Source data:

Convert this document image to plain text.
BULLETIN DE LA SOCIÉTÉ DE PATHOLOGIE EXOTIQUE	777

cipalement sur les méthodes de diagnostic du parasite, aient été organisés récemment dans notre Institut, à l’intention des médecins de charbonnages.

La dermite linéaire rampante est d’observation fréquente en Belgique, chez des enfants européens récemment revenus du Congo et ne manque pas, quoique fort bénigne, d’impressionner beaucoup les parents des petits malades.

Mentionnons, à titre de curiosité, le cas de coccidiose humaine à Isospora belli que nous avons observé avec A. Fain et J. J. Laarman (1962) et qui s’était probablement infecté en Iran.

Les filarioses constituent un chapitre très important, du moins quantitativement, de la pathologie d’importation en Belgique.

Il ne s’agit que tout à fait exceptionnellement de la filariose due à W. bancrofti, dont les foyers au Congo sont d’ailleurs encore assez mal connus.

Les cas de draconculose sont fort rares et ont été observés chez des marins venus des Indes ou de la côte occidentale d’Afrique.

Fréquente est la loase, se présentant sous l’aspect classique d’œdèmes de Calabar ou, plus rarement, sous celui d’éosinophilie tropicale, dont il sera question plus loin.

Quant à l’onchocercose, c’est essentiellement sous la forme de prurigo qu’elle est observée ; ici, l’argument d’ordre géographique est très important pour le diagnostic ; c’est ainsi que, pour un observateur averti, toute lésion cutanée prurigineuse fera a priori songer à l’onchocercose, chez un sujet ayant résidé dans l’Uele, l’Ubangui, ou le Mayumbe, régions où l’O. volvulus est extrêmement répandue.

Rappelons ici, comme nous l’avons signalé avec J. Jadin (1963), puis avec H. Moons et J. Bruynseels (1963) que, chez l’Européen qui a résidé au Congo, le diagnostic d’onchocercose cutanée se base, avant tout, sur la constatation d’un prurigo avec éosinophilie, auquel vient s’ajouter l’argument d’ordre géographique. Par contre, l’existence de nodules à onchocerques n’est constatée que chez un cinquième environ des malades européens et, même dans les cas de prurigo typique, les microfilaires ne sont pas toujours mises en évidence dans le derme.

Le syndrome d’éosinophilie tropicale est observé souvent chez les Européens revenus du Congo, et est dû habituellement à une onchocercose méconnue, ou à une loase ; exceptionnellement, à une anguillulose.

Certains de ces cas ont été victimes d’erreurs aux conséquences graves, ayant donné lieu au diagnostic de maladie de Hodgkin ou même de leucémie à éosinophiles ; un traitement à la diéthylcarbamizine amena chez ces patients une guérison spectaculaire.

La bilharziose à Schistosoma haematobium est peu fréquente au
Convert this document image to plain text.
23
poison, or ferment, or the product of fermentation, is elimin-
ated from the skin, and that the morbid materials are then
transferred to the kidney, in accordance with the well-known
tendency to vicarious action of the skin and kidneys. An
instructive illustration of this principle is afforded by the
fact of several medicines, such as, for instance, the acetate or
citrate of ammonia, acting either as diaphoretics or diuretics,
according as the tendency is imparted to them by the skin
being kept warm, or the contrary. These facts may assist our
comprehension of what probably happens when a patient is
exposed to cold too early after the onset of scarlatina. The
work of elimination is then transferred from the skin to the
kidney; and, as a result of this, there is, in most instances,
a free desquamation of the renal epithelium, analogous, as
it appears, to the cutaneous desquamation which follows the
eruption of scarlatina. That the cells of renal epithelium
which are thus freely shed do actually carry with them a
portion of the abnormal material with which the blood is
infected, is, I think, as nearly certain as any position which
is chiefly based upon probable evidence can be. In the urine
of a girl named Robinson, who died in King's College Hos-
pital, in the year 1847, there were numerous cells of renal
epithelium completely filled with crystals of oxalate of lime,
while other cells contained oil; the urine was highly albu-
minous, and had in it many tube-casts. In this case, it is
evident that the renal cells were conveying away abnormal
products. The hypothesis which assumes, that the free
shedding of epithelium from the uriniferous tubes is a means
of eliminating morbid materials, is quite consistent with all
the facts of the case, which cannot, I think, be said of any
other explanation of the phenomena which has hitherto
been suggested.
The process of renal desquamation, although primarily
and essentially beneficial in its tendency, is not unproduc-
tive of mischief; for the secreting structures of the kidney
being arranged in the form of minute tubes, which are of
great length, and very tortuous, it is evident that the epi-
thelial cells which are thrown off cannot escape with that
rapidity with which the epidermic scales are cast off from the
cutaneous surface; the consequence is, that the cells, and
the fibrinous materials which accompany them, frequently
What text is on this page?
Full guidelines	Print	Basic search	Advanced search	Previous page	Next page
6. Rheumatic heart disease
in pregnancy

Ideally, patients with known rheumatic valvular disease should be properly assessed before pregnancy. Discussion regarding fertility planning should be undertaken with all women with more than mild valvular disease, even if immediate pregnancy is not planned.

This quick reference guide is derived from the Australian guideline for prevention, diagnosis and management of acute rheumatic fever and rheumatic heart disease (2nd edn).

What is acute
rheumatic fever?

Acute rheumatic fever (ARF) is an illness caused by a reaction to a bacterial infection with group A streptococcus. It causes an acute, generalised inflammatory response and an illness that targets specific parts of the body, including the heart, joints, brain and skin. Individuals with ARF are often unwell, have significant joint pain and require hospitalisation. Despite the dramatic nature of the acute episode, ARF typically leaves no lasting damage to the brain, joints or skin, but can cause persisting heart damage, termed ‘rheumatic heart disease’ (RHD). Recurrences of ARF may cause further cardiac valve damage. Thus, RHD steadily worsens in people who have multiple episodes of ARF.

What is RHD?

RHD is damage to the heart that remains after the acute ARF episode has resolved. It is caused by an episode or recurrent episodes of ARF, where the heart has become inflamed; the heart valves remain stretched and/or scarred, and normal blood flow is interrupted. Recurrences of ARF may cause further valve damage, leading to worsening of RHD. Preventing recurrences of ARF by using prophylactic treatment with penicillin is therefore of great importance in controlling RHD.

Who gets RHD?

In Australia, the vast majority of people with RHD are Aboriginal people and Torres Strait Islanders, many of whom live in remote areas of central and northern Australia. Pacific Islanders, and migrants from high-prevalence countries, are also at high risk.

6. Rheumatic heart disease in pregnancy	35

**What needs to be done**
Each record shown above must be reproduced exactly.

**Response**
Convert this document image to plain text.
BULLETIN DE LA SOCIÉTÉ DE PATHOLOGIE EXOTIQUE	777

cipalement sur les méthodes de diagnostic du parasite, aient été organisés récemment dans notre Institut, à l’intention des médecins de charbonnages.

La dermite linéaire rampante est d’observation fréquente en Belgique, chez des enfants européens récemment revenus du Congo et ne manque pas, quoique fort bénigne, d’impressionner beaucoup les parents des petits malades.

Mentionnons, à titre de curiosité, le cas de coccidiose humaine à Isospora belli que nous avons observé avec A. Fain et J. J. Laarman (1962) et qui s’était probablement infecté en Iran.

Les filarioses constituent un chapitre très important, du moins quantitativement, de la pathologie d’importation en Belgique.

Il ne s’agit que tout à fait exceptionnellement de la filariose due à W. bancrofti, dont les foyers au Congo sont d’ailleurs encore assez mal connus.

Les cas de draconculose sont fort rares et ont été observés chez des marins venus des Indes ou de la côte occidentale d’Afrique.

Fréquente est la loase, se présentant sous l’aspect classique d’œdèmes de Calabar ou, plus rarement, sous celui d’éosinophilie tropicale, dont il sera question plus loin.

Quant à l’onchocercose, c’est essentiellement sous la forme de prurigo qu’elle est observée ; ici, l’argument d’ordre géographique est très important pour le diagnostic ; c’est ainsi que, pour un observateur averti, toute lésion cutanée prurigineuse fera a priori songer à l’onchocercose, chez un sujet ayant résidé dans l’Uele, l’Ubangui, ou le Mayumbe, régions où l’O. volvulus est extrêmement répandue.

Rappelons ici, comme nous l’avons signalé avec J. Jadin (1963), puis avec H. Moons et J. Bruynseels (1963) que, chez l’Européen qui a résidé au Congo, le diagnostic d’onchocercose cutanée se base, avant tout, sur la constatation d’un prurigo avec éosinophilie, auquel vient s’ajouter l’argument d’ordre géographique. Par contre, l’existence de nodules à onchocerques n’est constatée que chez un cinquième environ des malades européens et, même dans les cas de prurigo typique, les microfilaires ne sont pas toujours mises en évidence dans le derme.

Le syndrome d’éosinophilie tropicale est observé souvent chez les Européens revenus du Congo, et est dû habituellement à une onchocercose méconnue, ou à une loase ; exceptionnellement, à une anguillulose.

Certains de ces cas ont été victimes d’erreurs aux conséquences graves, ayant donné lieu au diagnostic de maladie de Hodgkin ou même de leucémie à éosinophiles ; un traitement à la diéthylcarbamizine amena chez ces patients une guérison spectaculaire.

La bilharziose à Schistosoma haematobium est peu fréquente au
Convert this document image to plain text.
23
poison, or ferment, or the product of fermentation, is elimin-
ated from the skin, and that the morbid materials are then
transferred to the kidney, in accordance with the well-known
tendency to vicarious action of the skin and kidneys. An
instructive illustration of this principle is afforded by the
fact of several medicines, such as, for instance, the acetate or
citrate of ammonia, acting either as diaphoretics or diuretics,
according as the tendency is imparted to them by the skin
being kept warm, or the contrary. These facts may assist our
comprehension of what probably happens when a patient is
exposed to cold too early after the onset of scarlatina. The
work of elimination is then transferred from the skin to the
kidney; and, as a result of this, there is, in most instances,
a free desquamation of the renal epithelium, analogous, as
it appears, to the cutaneous desquamation which follows the
eruption of scarlatina. That the cells of renal epithelium
which are thus freely shed do actually carry with them a
portion of the abnormal material with which the blood is
infected, is, I think, as nearly certain as any position which
is chiefly based upon probable evidence can be. In the urine
of a girl named Robinson, who died in King's College Hos-
pital, in the year 1847, there were numerous cells of renal
epithelium completely filled with crystals of oxalate of lime,
while other cells contained oil; the urine was highly albu-
minous, and had in it many tube-casts. In this case, it is
evident that the renal cells were conveying away abnormal
products. The hypothesis which assumes, that the free
shedding of epithelium from the uriniferous tubes is a means
of eliminating morbid materials, is quite consistent with all
the facts of the case, which cannot, I think, be said of any
other explanation of the phenomena which has hitherto
been suggested.
The process of renal desquamation, although primarily
and essentially beneficial in its tendency, is not unproduc-
tive of mischief; for the secreting structures of the kidney
being arranged in the form of minute tubes, which are of
great length, and very tortuous, it is evident that the epi-
thelial cells which are thrown off cannot escape with that
rapidity with which the epidermic scales are cast off from the
cutaneous surface; the consequence is, that the cells, and
the fibrinous materials which accompany them, frequently
What text is on this page?
Full guidelines	Print	Basic search	Advanced search	Previous page	Next page
6. Rheumatic heart disease
in pregnancy

Ideally, patients with known rheumatic valvular disease should be properly assessed before pregnancy. Discussion regarding fertility planning should be undertaken with all women with more than mild valvular disease, even if immediate pregnancy is not planned.

This quick reference guide is derived from the Australian guideline for prevention, diagnosis and management of acute rheumatic fever and rheumatic heart disease (2nd edn).

What is acute
rheumatic fever?

Acute rheumatic fever (ARF) is an illness caused by a reaction to a bacterial infection with group A streptococcus. It causes an acute, generalised inflammatory response and an illness that targets specific parts of the body, including the heart, joints, brain and skin. Individuals with ARF are often unwell, have significant joint pain and require hospitalisation. Despite the dramatic nature of the acute episode, ARF typically leaves no lasting damage to the brain, joints or skin, but can cause persisting heart damage, termed ‘rheumatic heart disease’ (RHD). Recurrences of ARF may cause further cardiac valve damage. Thus, RHD steadily worsens in people who have multiple episodes of ARF.

What is RHD?

RHD is damage to the heart that remains after the acute ARF episode has resolved. It is caused by an episode or recurrent episodes of ARF, where the heart has become inflamed; the heart valves remain stretched and/or scarred, and normal blood flow is interrupted. Recurrences of ARF may cause further valve damage, leading to worsening of RHD. Preventing recurrences of ARF by using prophylactic treatment with penicillin is therefore of great importance in controlling RHD.

Who gets RHD?

In Australia, the vast majority of people with RHD are Aboriginal people and Torres Strait Islanders, many of whom live in remote areas of central and northern Australia. Pacific Islanders, and migrants from high-prevalence countries, are also at high risk.

6. Rheumatic heart disease in pregnancy	35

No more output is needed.